● **Exercise details**
Omit the pictures from the entries below and retype everything else exactly.

-*-

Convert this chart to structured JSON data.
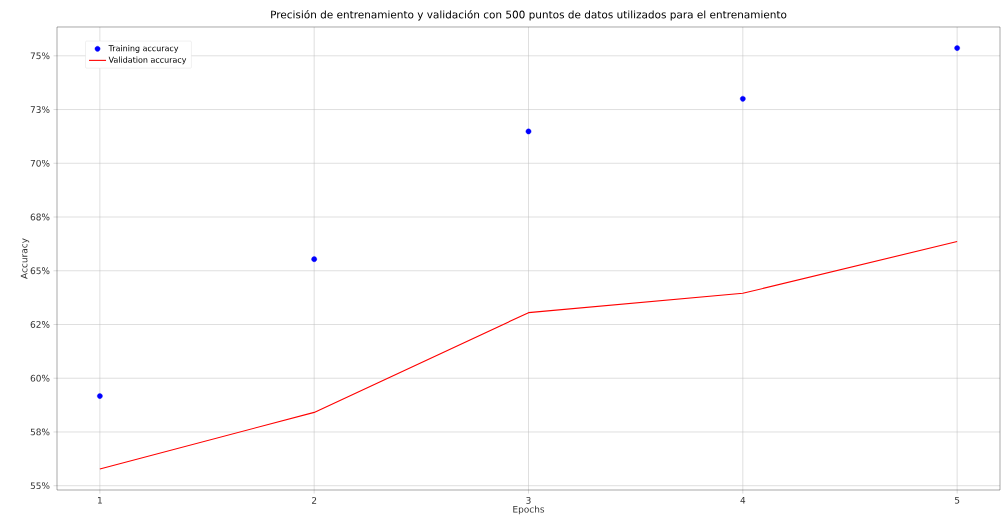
{
  "chart_data": {
    "type": "line",
    "title": "Precisión de entrenamiento y validación con 500 puntos de datos utilizados para el entrenamiento",
    "xlabel": "Epochs",
    "ylabel": "Accuracy",
    "x": [
      1,
      2,
      3,
      4,
      5
    ],
    "series": [
      {
        "name": "Training accuracy",
        "type": "scatter",
        "marker": "circle",
        "color": "#0000ff",
        "values": [
          59.17,
          65.54,
          71.48,
          73.0,
          75.36
        ]
      },
      {
        "name": "Validation accuracy",
        "color": "#ff0000",
        "values": [
          55.78,
          58.41,
          63.05,
          63.95,
          66.36
        ]
      }
    ],
    "xlim": [
      0.8,
      5.2
    ],
    "xticks": [
      1,
      2,
      3,
      4,
      5
    ],
    "ylim": [
      54.8,
      76.34
    ],
    "yticks": [
      {
        "value": 55,
        "label": "55%"
      },
      {
        "value": 57.5,
        "label": "58%"
      },
      {
        "value": 60,
        "label": "60%"
      },
      {
        "value": 62.5,
        "label": "62%"
      },
      {
        "value": 65,
        "label": "65%"
      },
      {
        "value": 67.5,
        "label": "68%"
      },
      {
        "value": 70,
        "label": "70%"
      },
      {
        "value": 72.5,
        "label": "73%"
      },
      {
        "value": 75,
        "label": "75%"
      }
    ],
    "grid": true,
    "legend": "top left"
  }
}
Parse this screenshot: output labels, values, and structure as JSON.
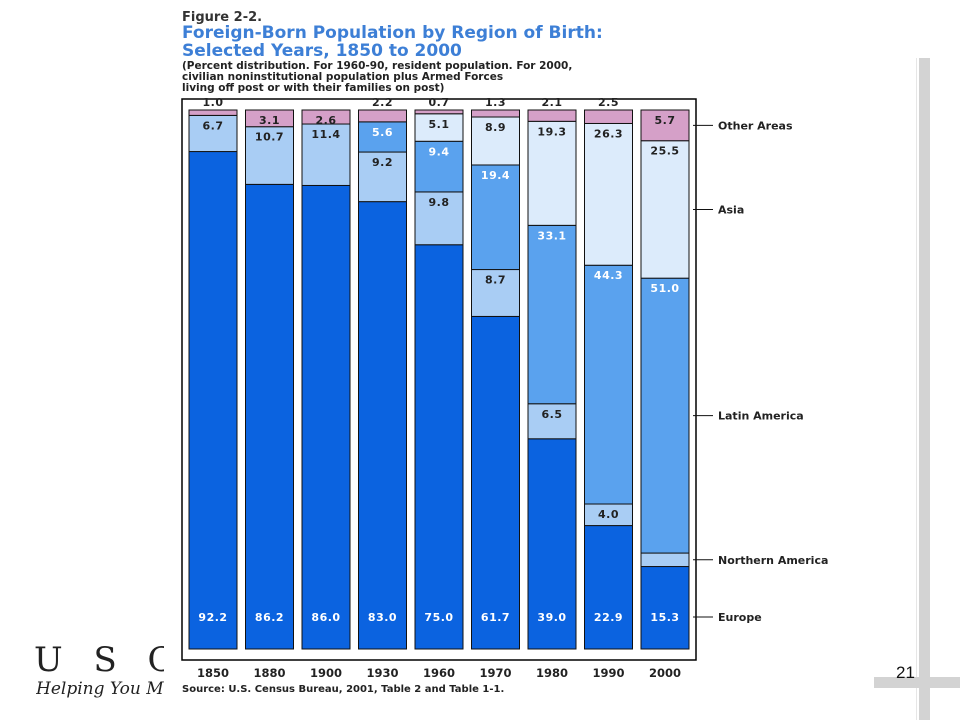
{
  "figure": {
    "label": "Figure 2-2.",
    "title_line1": "Foreign-Born Population by Region of Birth:",
    "title_line2": "Selected Years, 1850 to 2000",
    "note_line1": "(Percent distribution. For 1960-90, resident population. For 2000,",
    "note_line2": "civilian noninstitutional population plus Armed Forces",
    "note_line3": "living off post or with their families on post)",
    "source": "Source: U.S. Census Bureau, 2001, Table 2 and Table 1-1."
  },
  "logo": {
    "main": "U S C E N S",
    "sub": "Helping You Mak"
  },
  "page_number": "21",
  "colors": {
    "Europe": "#0b63e0",
    "Northern America": "#a9cdf4",
    "Latin America": "#5aa2ee",
    "Asia": "#dcebfb",
    "Other Areas": "#d5a0c8",
    "label_on_dark": "#ffffff",
    "label_on_light": "#222222"
  },
  "chart_data": {
    "type": "bar",
    "stacked": true,
    "categories": [
      "1850",
      "1880",
      "1900",
      "1930",
      "1960",
      "1970",
      "1980",
      "1990",
      "2000"
    ],
    "series": [
      {
        "name": "Europe",
        "values": [
          92.2,
          86.2,
          86.0,
          83.0,
          75.0,
          61.7,
          39.0,
          22.9,
          15.3
        ]
      },
      {
        "name": "Northern America",
        "values": [
          6.7,
          10.7,
          11.4,
          9.2,
          9.8,
          8.7,
          6.5,
          4.0,
          2.5
        ]
      },
      {
        "name": "Latin America",
        "values": [
          null,
          null,
          null,
          5.6,
          9.4,
          19.4,
          33.1,
          44.3,
          51.0
        ]
      },
      {
        "name": "Asia",
        "values": [
          null,
          null,
          null,
          null,
          5.1,
          8.9,
          19.3,
          26.3,
          25.5
        ]
      },
      {
        "name": "Other Areas",
        "values": [
          1.0,
          3.1,
          2.6,
          2.2,
          0.7,
          1.3,
          2.1,
          2.5,
          5.7
        ]
      }
    ],
    "ylim": [
      0,
      100
    ],
    "legend": "right",
    "grid": false
  }
}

-*-

● **Exercise answer**
Convert this chart to structured JSON data.
{
  "chart_data": {
    "type": "line",
    "title": "Precisión de entrenamiento y validación con 500 puntos de datos utilizados para el entrenamiento",
    "xlabel": "Epochs",
    "ylabel": "Accuracy",
    "x": [
      1,
      2,
      3,
      4,
      5
    ],
    "series": [
      {
        "name": "Training accuracy",
        "type": "scatter",
        "marker": "circle",
        "color": "#0000ff",
        "values": [
          59.17,
          65.54,
          71.48,
          73.0,
          75.36
        ]
      },
      {
        "name": "Validation accuracy",
        "color": "#ff0000",
        "values": [
          55.78,
          58.41,
          63.05,
          63.95,
          66.36
        ]
      }
    ],
    "xlim": [
      0.8,
      5.2
    ],
    "xticks": [
      1,
      2,
      3,
      4,
      5
    ],
    "ylim": [
      54.8,
      76.34
    ],
    "yticks": [
      {
        "value": 55,
        "label": "55%"
      },
      {
        "value": 57.5,
        "label": "58%"
      },
      {
        "value": 60,
        "label": "60%"
      },
      {
        "value": 62.5,
        "label": "62%"
      },
      {
        "value": 65,
        "label": "65%"
      },
      {
        "value": 67.5,
        "label": "68%"
      },
      {
        "value": 70,
        "label": "70%"
      },
      {
        "value": 72.5,
        "label": "73%"
      },
      {
        "value": 75,
        "label": "75%"
      }
    ],
    "grid": true,
    "legend": "top left"
  }
}
Parse this screenshot: output labels, values, and structure as JSON.
{
  "figure": {
    "label": "Figure 2-2.",
    "title_line1": "Foreign-Born Population by Region of Birth:",
    "title_line2": "Selected Years, 1850 to 2000",
    "note_line1": "(Percent distribution. For 1960-90, resident population. For 2000,",
    "note_line2": "civilian noninstitutional population plus Armed Forces",
    "note_line3": "living off post or with their families on post)",
    "source": "Source: U.S. Census Bureau, 2001, Table 2 and Table 1-1."
  },
  "logo": {
    "main": "U S C E N S",
    "sub": "Helping You Mak"
  },
  "page_number": "21",
  "colors": {
    "Europe": "#0b63e0",
    "Northern America": "#a9cdf4",
    "Latin America": "#5aa2ee",
    "Asia": "#dcebfb",
    "Other Areas": "#d5a0c8",
    "label_on_dark": "#ffffff",
    "label_on_light": "#222222"
  },
  "chart_data": {
    "type": "bar",
    "stacked": true,
    "categories": [
      "1850",
      "1880",
      "1900",
      "1930",
      "1960",
      "1970",
      "1980",
      "1990",
      "2000"
    ],
    "series": [
      {
        "name": "Europe",
        "values": [
          92.2,
          86.2,
          86.0,
          83.0,
          75.0,
          61.7,
          39.0,
          22.9,
          15.3
        ]
      },
      {
        "name": "Northern America",
        "values": [
          6.7,
          10.7,
          11.4,
          9.2,
          9.8,
          8.7,
          6.5,
          4.0,
          2.5
        ]
      },
      {
        "name": "Latin America",
        "values": [
          null,
          null,
          null,
          5.6,
          9.4,
          19.4,
          33.1,
          44.3,
          51.0
        ]
      },
      {
        "name": "Asia",
        "values": [
          null,
          null,
          null,
          null,
          5.1,
          8.9,
          19.3,
          26.3,
          25.5
        ]
      },
      {
        "name": "Other Areas",
        "values": [
          1.0,
          3.1,
          2.6,
          2.2,
          0.7,
          1.3,
          2.1,
          2.5,
          5.7
        ]
      }
    ],
    "ylim": [
      0,
      100
    ],
    "legend": "right",
    "grid": false
  }
}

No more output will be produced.